AIM OF THE EXERCISE
Among the entries, which lines carry the string "County"? Copy each of them.

DATA SUPPLIED

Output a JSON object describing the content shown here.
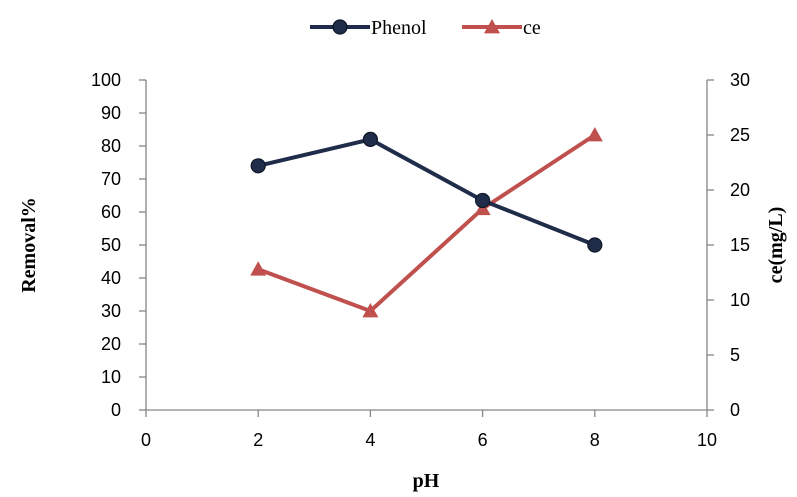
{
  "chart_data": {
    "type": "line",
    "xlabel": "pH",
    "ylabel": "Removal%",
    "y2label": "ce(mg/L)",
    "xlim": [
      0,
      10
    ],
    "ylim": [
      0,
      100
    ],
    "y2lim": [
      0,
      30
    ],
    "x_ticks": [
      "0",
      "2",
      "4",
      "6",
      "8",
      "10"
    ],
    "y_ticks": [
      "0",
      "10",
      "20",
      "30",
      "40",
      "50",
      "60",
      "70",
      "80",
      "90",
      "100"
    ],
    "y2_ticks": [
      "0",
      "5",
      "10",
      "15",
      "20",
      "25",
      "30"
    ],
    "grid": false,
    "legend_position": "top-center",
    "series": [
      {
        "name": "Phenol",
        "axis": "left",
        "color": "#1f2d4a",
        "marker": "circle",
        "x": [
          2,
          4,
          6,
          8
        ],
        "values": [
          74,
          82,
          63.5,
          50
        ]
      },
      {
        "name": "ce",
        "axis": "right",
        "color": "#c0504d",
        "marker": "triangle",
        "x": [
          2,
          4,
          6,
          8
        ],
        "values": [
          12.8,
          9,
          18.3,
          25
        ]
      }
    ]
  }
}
---
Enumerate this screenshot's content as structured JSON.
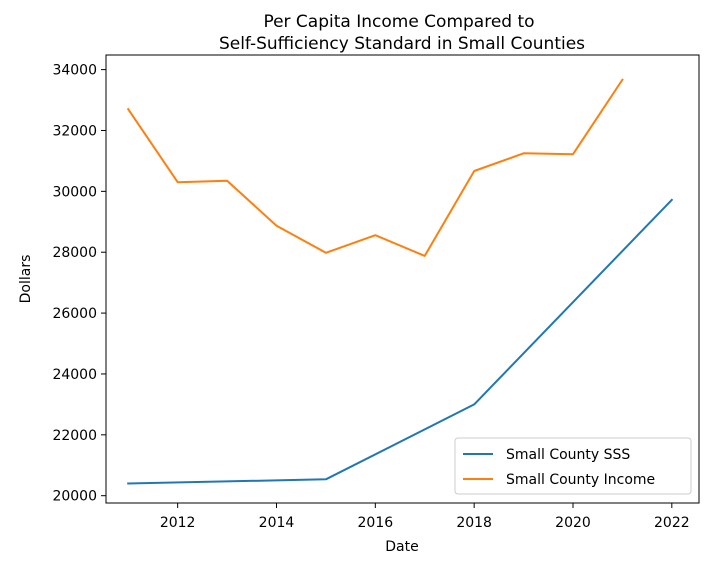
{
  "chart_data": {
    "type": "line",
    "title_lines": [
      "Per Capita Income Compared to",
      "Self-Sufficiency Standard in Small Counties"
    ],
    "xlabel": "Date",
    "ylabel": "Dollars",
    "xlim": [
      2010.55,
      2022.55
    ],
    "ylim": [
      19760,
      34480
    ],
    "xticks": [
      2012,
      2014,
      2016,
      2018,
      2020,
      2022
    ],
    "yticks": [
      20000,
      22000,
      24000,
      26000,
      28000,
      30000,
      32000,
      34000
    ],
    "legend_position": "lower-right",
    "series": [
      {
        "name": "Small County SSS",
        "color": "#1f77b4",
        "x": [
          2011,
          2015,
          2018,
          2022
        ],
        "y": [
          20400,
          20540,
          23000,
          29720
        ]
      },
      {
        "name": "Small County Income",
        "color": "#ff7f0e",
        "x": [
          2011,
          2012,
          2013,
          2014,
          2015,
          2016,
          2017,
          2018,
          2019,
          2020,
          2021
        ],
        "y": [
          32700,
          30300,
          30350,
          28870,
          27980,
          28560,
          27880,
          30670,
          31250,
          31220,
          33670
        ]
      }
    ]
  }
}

OUTPUT
        "name": "Small County SSS",
        "name": "Small County Income",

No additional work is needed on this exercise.